* [PROBLEM TO WORK ON]
Extract the entries in their exact form.

########################################

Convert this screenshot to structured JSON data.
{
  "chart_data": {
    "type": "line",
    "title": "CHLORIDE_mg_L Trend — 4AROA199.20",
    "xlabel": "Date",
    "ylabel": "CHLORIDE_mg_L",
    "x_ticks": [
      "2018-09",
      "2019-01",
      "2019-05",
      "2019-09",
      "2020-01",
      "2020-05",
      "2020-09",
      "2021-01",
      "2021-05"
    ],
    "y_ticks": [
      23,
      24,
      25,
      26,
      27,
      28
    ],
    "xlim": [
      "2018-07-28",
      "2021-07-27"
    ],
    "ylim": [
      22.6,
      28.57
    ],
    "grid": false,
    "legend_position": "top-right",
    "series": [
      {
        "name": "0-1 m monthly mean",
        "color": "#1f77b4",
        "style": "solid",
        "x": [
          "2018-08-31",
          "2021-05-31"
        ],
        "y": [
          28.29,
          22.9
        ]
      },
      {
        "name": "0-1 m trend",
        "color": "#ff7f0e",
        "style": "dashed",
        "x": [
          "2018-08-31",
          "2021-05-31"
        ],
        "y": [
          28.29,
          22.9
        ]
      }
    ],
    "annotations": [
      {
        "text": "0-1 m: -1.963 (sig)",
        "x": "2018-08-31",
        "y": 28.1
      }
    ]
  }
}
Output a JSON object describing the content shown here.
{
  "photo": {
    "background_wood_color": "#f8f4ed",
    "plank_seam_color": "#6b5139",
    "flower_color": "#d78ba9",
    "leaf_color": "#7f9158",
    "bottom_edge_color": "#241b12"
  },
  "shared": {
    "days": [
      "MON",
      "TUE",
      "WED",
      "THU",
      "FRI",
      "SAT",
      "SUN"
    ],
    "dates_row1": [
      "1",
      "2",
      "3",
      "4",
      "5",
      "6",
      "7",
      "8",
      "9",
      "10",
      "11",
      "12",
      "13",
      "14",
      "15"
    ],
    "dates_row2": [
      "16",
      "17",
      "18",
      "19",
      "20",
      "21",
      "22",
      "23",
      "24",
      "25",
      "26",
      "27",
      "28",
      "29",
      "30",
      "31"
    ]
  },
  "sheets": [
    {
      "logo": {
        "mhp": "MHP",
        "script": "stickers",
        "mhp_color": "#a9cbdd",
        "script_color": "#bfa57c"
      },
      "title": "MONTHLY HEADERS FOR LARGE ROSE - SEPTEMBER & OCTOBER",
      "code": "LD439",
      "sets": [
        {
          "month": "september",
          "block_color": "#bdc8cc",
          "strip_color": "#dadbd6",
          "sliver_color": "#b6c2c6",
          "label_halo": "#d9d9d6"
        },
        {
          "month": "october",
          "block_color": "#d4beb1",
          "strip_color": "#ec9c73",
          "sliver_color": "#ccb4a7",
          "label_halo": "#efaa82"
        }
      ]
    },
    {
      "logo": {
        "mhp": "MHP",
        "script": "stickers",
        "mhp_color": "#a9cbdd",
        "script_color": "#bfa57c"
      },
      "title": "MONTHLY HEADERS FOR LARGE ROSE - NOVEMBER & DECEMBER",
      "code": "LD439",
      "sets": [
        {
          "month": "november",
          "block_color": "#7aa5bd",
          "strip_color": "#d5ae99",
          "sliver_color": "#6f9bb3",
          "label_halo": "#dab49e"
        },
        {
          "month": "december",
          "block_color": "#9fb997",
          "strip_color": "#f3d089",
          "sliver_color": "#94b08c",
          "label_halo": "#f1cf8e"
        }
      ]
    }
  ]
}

########################################

* [FINISHED ANSWER]
Convert this screenshot to structured JSON data.
{
  "chart_data": {
    "type": "line",
    "title": "CHLORIDE_mg_L Trend — 4AROA199.20",
    "xlabel": "Date",
    "ylabel": "CHLORIDE_mg_L",
    "x_ticks": [
      "2018-09",
      "2019-01",
      "2019-05",
      "2019-09",
      "2020-01",
      "2020-05",
      "2020-09",
      "2021-01",
      "2021-05"
    ],
    "y_ticks": [
      23,
      24,
      25,
      26,
      27,
      28
    ],
    "xlim": [
      "2018-07-28",
      "2021-07-27"
    ],
    "ylim": [
      22.6,
      28.57
    ],
    "grid": false,
    "legend_position": "top-right",
    "series": [
      {
        "name": "0-1 m monthly mean",
        "color": "#1f77b4",
        "style": "solid",
        "x": [
          "2018-08-31",
          "2021-05-31"
        ],
        "y": [
          28.29,
          22.9
        ]
      },
      {
        "name": "0-1 m trend",
        "color": "#ff7f0e",
        "style": "dashed",
        "x": [
          "2018-08-31",
          "2021-05-31"
        ],
        "y": [
          28.29,
          22.9
        ]
      }
    ],
    "annotations": [
      {
        "text": "0-1 m: -1.963 (sig)",
        "x": "2018-08-31",
        "y": 28.1
      }
    ]
  }
}
Output a JSON object describing the content shown here.
{
  "photo": {
    "background_wood_color": "#f8f4ed",
    "plank_seam_color": "#6b5139",
    "flower_color": "#d78ba9",
    "leaf_color": "#7f9158",
    "bottom_edge_color": "#241b12"
  },
  "shared": {
    "days": [
      "MON",
      "TUE",
      "WED",
      "THU",
      "FRI",
      "SAT",
      "SUN"
    ],
    "dates_row1": [
      "1",
      "2",
      "3",
      "4",
      "5",
      "6",
      "7",
      "8",
      "9",
      "10",
      "11",
      "12",
      "13",
      "14",
      "15"
    ],
    "dates_row2": [
      "16",
      "17",
      "18",
      "19",
      "20",
      "21",
      "22",
      "23",
      "24",
      "25",
      "26",
      "27",
      "28",
      "29",
      "30",
      "31"
    ]
  },
  "sheets": [
    {
      "logo": {
        "mhp": "MHP",
        "script": "stickers",
        "mhp_color": "#a9cbdd",
        "script_color": "#bfa57c"
      },
      "title": "MONTHLY HEADERS FOR LARGE ROSE - SEPTEMBER & OCTOBER",
      "code": "LD439",
      "sets": [
        {
          "month": "september",
          "block_color": "#bdc8cc",
          "strip_color": "#dadbd6",
          "sliver_color": "#b6c2c6",
          "label_halo": "#d9d9d6"
        },
        {
          "month": "october",
          "block_color": "#d4beb1",
          "strip_color": "#ec9c73",
          "sliver_color": "#ccb4a7",
          "label_halo": "#efaa82"
        }
      ]
    },
    {
      "logo": {
        "mhp": "MHP",
        "script": "stickers",
        "mhp_color": "#a9cbdd",
        "script_color": "#bfa57c"
      },
      "title": "MONTHLY HEADERS FOR LARGE ROSE - NOVEMBER & DECEMBER",
      "code": "LD439",
      "sets": [
        {
          "month": "november",
          "block_color": "#7aa5bd",
          "strip_color": "#d5ae99",
          "sliver_color": "#6f9bb3",
          "label_halo": "#dab49e"
        },
        {
          "month": "december",
          "block_color": "#9fb997",
          "strip_color": "#f3d089",
          "sliver_color": "#94b08c",
          "label_halo": "#f1cf8e"
        }
      ]
    }
  ]
}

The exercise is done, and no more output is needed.